### [SET TASK A]
Please reproduce the forum thread about drunk posting below in full, word for word.

# STP DUI's



## L.C. (Nov 20, 2011)

We all post dumb shit when we're drunk. I figured we should dig up some of the stupidest threads and posts, and reflect on our intoxicated mishaps. This isn't to offend anyone, I just think it would be funny.


----------



## bryanpaul (Nov 20, 2011)

well...i just posted this in the video section and i been drankin..sooo i guess this qualifies

wishin i had some peeellllzzz


----------



## Earth (Nov 21, 2011)

I know about 7, 8 months ago when I was going through my seperation with my ex who was fairly active here, there was some strange stuff coming from my end whilst tipping the jug but it was really more of a man who was falling to pieces than anything else. In retrospect, the 3000 mile distance now between us was much needed and I was always glad I never got kicked off from here, etc... because tensions got that bad. Did I deserve what followed?? Maybe. Definately made me a better person in the end. Now, drunk postings elsewhere?? Whew... Was threatened with arrest for something I posted elsewhere which I had no memory of even doing, so that made me go into semi retirement as far as drinking went real fast. Had to do with a google search of all things... So just because its on line does not make it ok to look at / post about....


----------



## Pheonix (Nov 21, 2011)

drunken rants can be entertaining, I'll admit it.

I think this is my favorite ranting on all of STP. it started out a personal thread that became an entertaining rant.
http://www.squattheplanet.com/threads/looking-for-a-quiet-crazy-girl-who-loves-to-travel.6443/


----------



## jake4569 (Nov 21, 2011)

Off topic, lc I just gave your phone a ring. Call me back if u get the chance


----------

### [SET TASK B]
Write out the lines of the records from the one containing "nav-link[interactable]: Home [508,123,599,141]" through the one containing "drag-handle[interactable] [53,291,64,309]", inclusive, exactly as they appear.

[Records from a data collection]
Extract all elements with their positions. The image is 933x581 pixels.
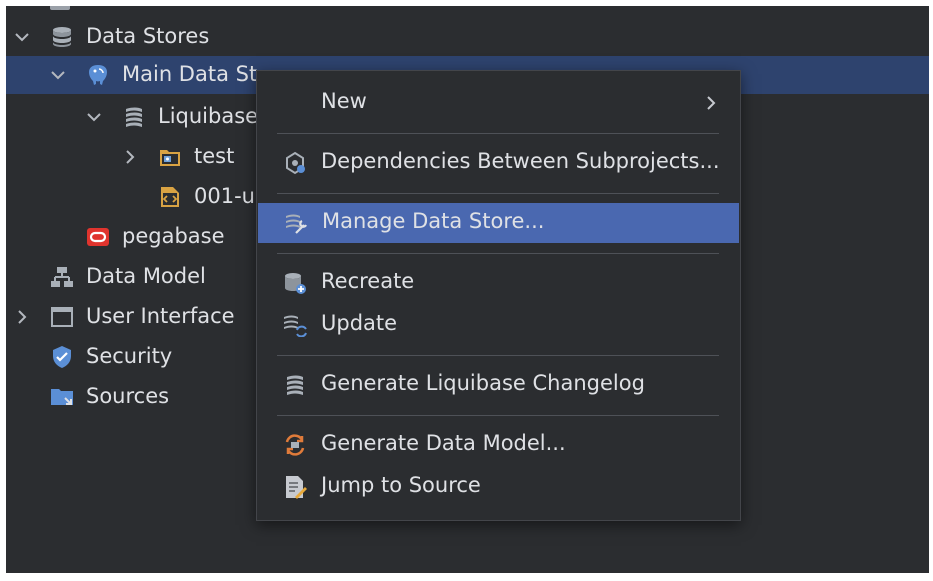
- postgresql-icon: [89, 65, 107, 85]
- menu-item-label: Dependencies Between Subprojects...: [321, 149, 720, 173]
- tree-item-label: Main Data St: [122, 62, 258, 86]
- menu-separator: [277, 355, 719, 356]
- menu-item-jump-to-source[interactable]: Jump to Source: [257, 467, 740, 507]
- chevron-down-icon[interactable]: [86, 109, 102, 125]
- menu-item-label: Recreate: [321, 269, 415, 293]
- menu-separator: [277, 415, 719, 416]
- dependencies-icon: [286, 151, 305, 175]
- update-icon: [284, 315, 307, 337]
- chevron-right-icon[interactable]: [14, 309, 30, 325]
- tree-item-label: Sources: [86, 384, 170, 408]
- menu-item-generate-data-model[interactable]: Generate Data Model...: [257, 425, 740, 465]
- menu-item-label: New: [321, 89, 367, 113]
- oracle-icon: [87, 228, 109, 246]
- menu-item-dependencies[interactable]: Dependencies Between Subprojects...: [257, 143, 740, 183]
- menu-item-manage-data-store[interactable]: Manage Data Store...: [258, 203, 739, 243]
- folder-icon: [160, 150, 180, 166]
- menu-item-update[interactable]: Update: [257, 305, 740, 345]
- chevron-down-icon[interactable]: [14, 29, 30, 45]
- tree-item-label: 001-u: [194, 184, 255, 208]
- menu-item-label: Jump to Source: [321, 473, 481, 497]
- menu-item-generate-liquibase-changelog[interactable]: Generate Liquibase Changelog: [257, 365, 740, 405]
- menu-separator: [277, 193, 719, 194]
- sources-folder-icon: [51, 389, 73, 405]
- menu-separator: [277, 253, 719, 254]
- tree-item-label: Data Model: [86, 264, 206, 288]
- tree-item-label: Security: [86, 344, 173, 368]
- tree-item-label: User Interface: [86, 304, 235, 328]
- generate-model-icon: [285, 434, 305, 456]
- window-icon: [51, 307, 73, 327]
- liquibase-icon: [287, 375, 303, 395]
- menu-item-label: Generate Liquibase Changelog: [321, 371, 645, 395]
- tree-item-label: Data Stores: [86, 24, 210, 48]
- project-tree-panel: Data Stores Main Data St Liquibase test …: [6, 6, 929, 573]
- tree-item-label: test: [194, 144, 235, 168]
- chevron-right-icon[interactable]: [122, 149, 138, 165]
- menu-separator: [277, 133, 719, 134]
- context-menu: New Dependencies Between Subprojects... …: [256, 70, 741, 521]
- menu-item-label: Update: [321, 311, 398, 335]
- shield-icon: [53, 346, 71, 368]
- liquibase-icon: [126, 107, 142, 127]
- database-icon: [53, 27, 71, 47]
- changelog-file-icon: [161, 187, 179, 207]
- recreate-icon: [285, 273, 306, 294]
- tree-item-label: Liquibase: [158, 104, 259, 128]
- tree-item-data-stores[interactable]: Data Stores: [6, 19, 929, 55]
- tree-row-partial: [50, 6, 70, 10]
- chevron-right-icon: [707, 96, 716, 110]
- menu-item-recreate[interactable]: Recreate: [257, 263, 740, 303]
- jump-to-source-icon: [286, 476, 307, 499]
- data-model-icon: [51, 267, 73, 287]
- menu-item-new[interactable]: New: [257, 83, 740, 123]
- tree-item-label: pegabase: [122, 224, 225, 248]
- manage-datastore-icon: [286, 214, 307, 234]
- menu-item-label: Generate Data Model...: [321, 431, 566, 455]
- menu-item-label: Manage Data Store...: [322, 209, 545, 233]
- chevron-down-icon[interactable]: [50, 67, 66, 83]
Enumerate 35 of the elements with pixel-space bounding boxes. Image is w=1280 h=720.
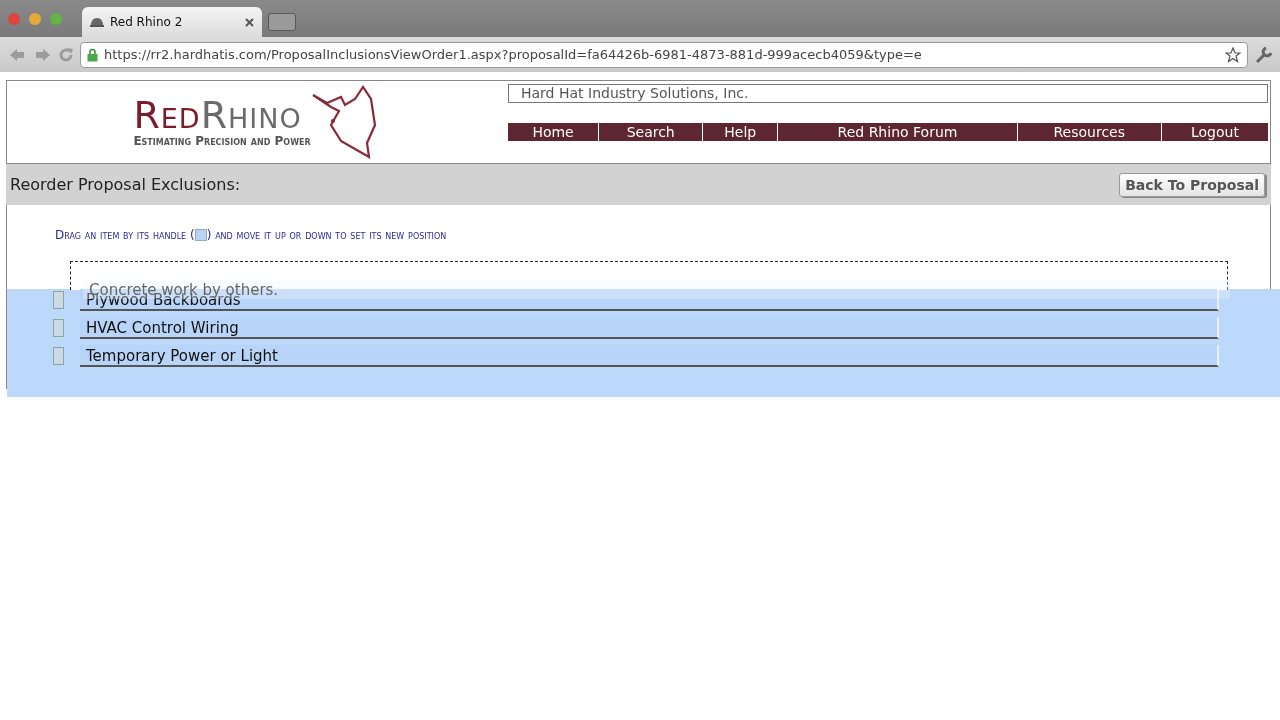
nav-link[interactable]: Home [508,123,599,141]
instruction-text: Drag an item by its handle ( [55,228,195,242]
instruction-text: ) and move it up or down to set its new position [206,228,447,242]
logo-text: Rhino [200,93,302,137]
lock-icon [87,47,98,62]
zoom-window-button[interactable] [50,12,62,25]
drag-handle[interactable] [53,291,64,309]
close-window-button[interactable] [8,12,20,25]
url-text: https://rr2.hardhatis.com/ProposalInclusionsViewOrder1.aspx?proposalId=fa64426b-6981-4873-881d-999acecb4059&type=e [104,47,923,62]
close-icon[interactable] [245,17,254,27]
list-item[interactable]: Temporary Power or Light [80,345,1219,367]
drag-handle[interactable] [53,319,64,337]
nav-link[interactable]: Search [599,123,703,141]
reload-icon[interactable] [58,46,74,63]
wrench-icon[interactable] [1254,44,1274,65]
star-icon[interactable] [1225,46,1241,63]
logo-tagline: Estimating Precision and Power [133,134,311,148]
nav-link[interactable]: Help [703,123,778,141]
address-bar[interactable]: https://rr2.hardhatis.com/ProposalInclusionsViewOrder1.aspx?proposalId=fa64426b-6981-4873-881d-999acecb4059&type=e [80,41,1248,68]
logo-text: Red [133,93,201,137]
new-tab-button[interactable] [268,13,296,31]
company-name: Hard Hat Industry Solutions, Inc. [508,84,1268,103]
handle-icon [194,229,207,241]
minimize-window-button[interactable] [29,12,41,25]
nav-link[interactable]: Logout [1161,123,1268,141]
list-item[interactable]: HVAC Control Wiring [80,317,1219,339]
drag-handle[interactable] [53,347,64,365]
nav-link[interactable]: Red Rhino Forum [778,123,1017,141]
forward-icon[interactable] [34,46,52,63]
back-to-proposal-button[interactable]: Back To Proposal [1119,172,1265,197]
nav-link[interactable]: Resources [1017,123,1161,141]
tab-title: Red Rhino 2 [110,15,184,29]
page-title: Reorder Proposal Exclusions: [10,175,241,194]
helmet-icon [90,16,104,28]
browser-tab[interactable]: Red Rhino 2 [82,7,262,37]
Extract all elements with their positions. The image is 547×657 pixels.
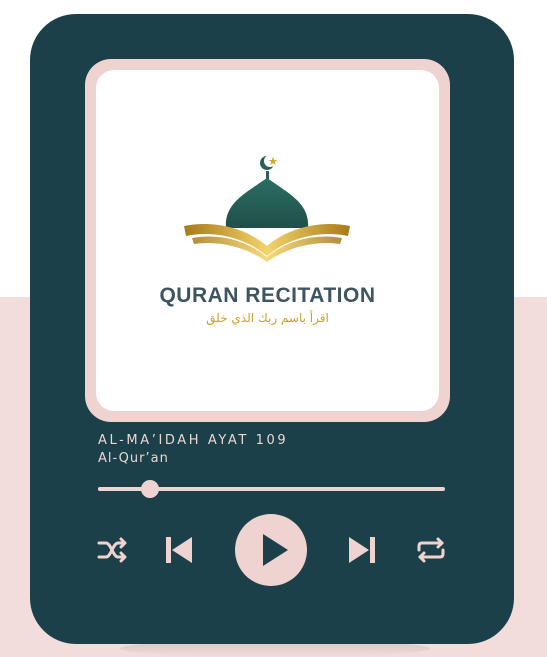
logo-arabic-tagline: اقرأ باسم ربك الذي خلق <box>206 311 329 325</box>
play-button[interactable] <box>235 514 307 586</box>
progress-thumb[interactable] <box>141 480 160 498</box>
mosque-dome-book-logo-icon <box>184 155 350 262</box>
previous-icon[interactable] <box>164 535 194 565</box>
shuffle-icon[interactable] <box>97 537 129 563</box>
repeat-icon[interactable] <box>415 536 447 564</box>
track-artist: Al-Qur’an <box>98 451 169 466</box>
progress-bar[interactable] <box>98 480 445 498</box>
album-art: QURAN RECITATION اقرأ باسم ربك الذي خلق <box>96 70 439 411</box>
logo-title: QURAN RECITATION <box>159 284 376 307</box>
next-icon[interactable] <box>347 535 377 565</box>
play-icon <box>263 534 288 566</box>
track-title: AL-MA’IDAH AYAT 109 <box>98 433 289 448</box>
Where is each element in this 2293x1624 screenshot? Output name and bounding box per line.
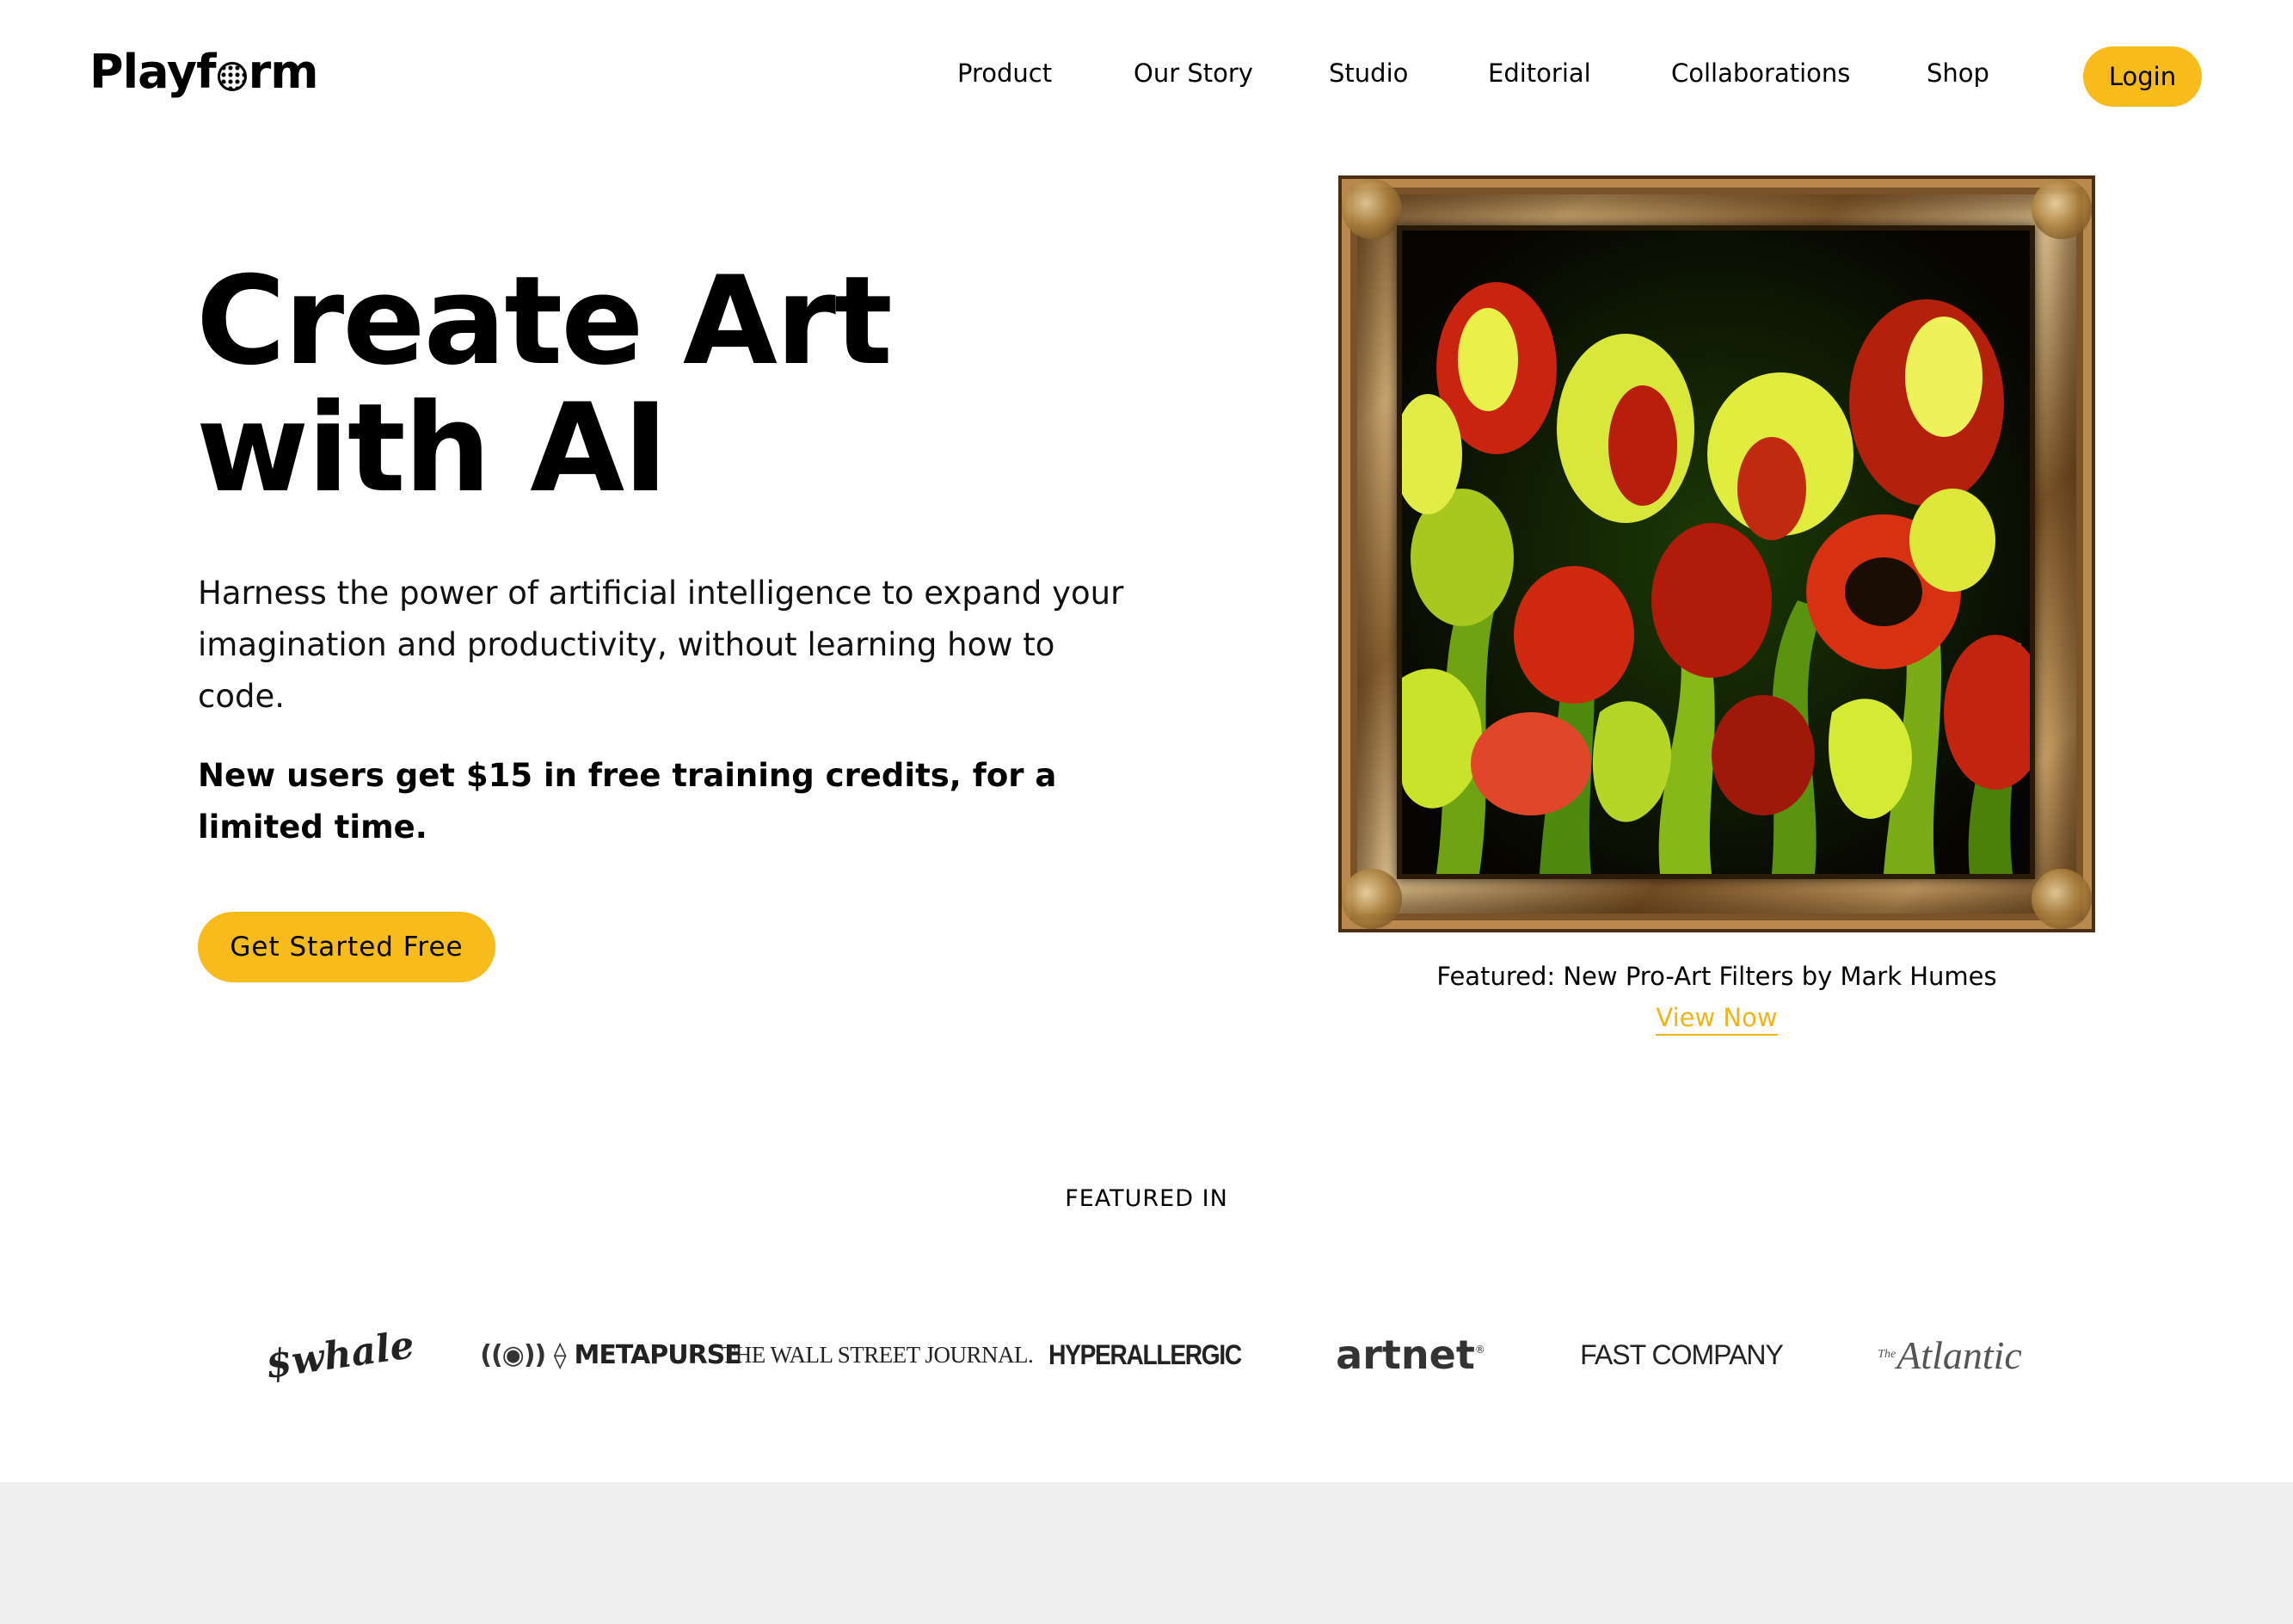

### [CORRECT RESULT A]
# STP DUI's



## L.C. (Nov 20, 2011)

We all post dumb shit when we're drunk. I figured we should dig up some of the stupidest threads and posts, and reflect on our intoxicated mishaps. This isn't to offend anyone, I just think it would be funny.


----------



## bryanpaul (Nov 20, 2011)

well...i just posted this in the video section and i been drankin..sooo i guess this qualifies

wishin i had some peeellllzzz


----------



## Earth (Nov 21, 2011)

I know about 7, 8 months ago when I was going through my seperation with my ex who was fairly active here, there was some strange stuff coming from my end whilst tipping the jug but it was really more of a man who was falling to pieces than anything else. In retrospect, the 3000 mile distance now between us was much needed and I was always glad I never got kicked off from here, etc... because tensions got that bad. Did I deserve what followed?? Maybe. Definately made me a better person in the end. Now, drunk postings elsewhere?? Whew... Was threatened with arrest for something I posted elsewhere which I had no memory of even doing, so that made me go into semi retirement as far as drinking went real fast. Had to do with a google search of all things... So just because its on line does not make it ok to look at / post about....


----------



## Pheonix (Nov 21, 2011)

drunken rants can be entertaining, I'll admit it.

I think this is my favorite ranting on all of STP. it started out a personal thread that became an entertaining rant.
http://www.squattheplanet.com/threads/looking-for-a-quiet-crazy-girl-who-loves-to-travel.6443/


----------



## jake4569 (Nov 21, 2011)

Off topic, lc I just gave your phone a ring. Call me back if u get the chance


----------

### [CORRECT RESULT B]
nav-link[interactable]: Home [508,123,599,141]
instruction-text: Drag an item by its handle ( [55,228,195,242]
instruction-text: ) and move it up or down to set its new position [206,228,447,242]
logo-text: Rhino [200,93,302,137]
lock-icon [87,47,98,62]
zoom-window-button[interactable] [50,12,62,25]
drag-handle[interactable] [53,291,64,309]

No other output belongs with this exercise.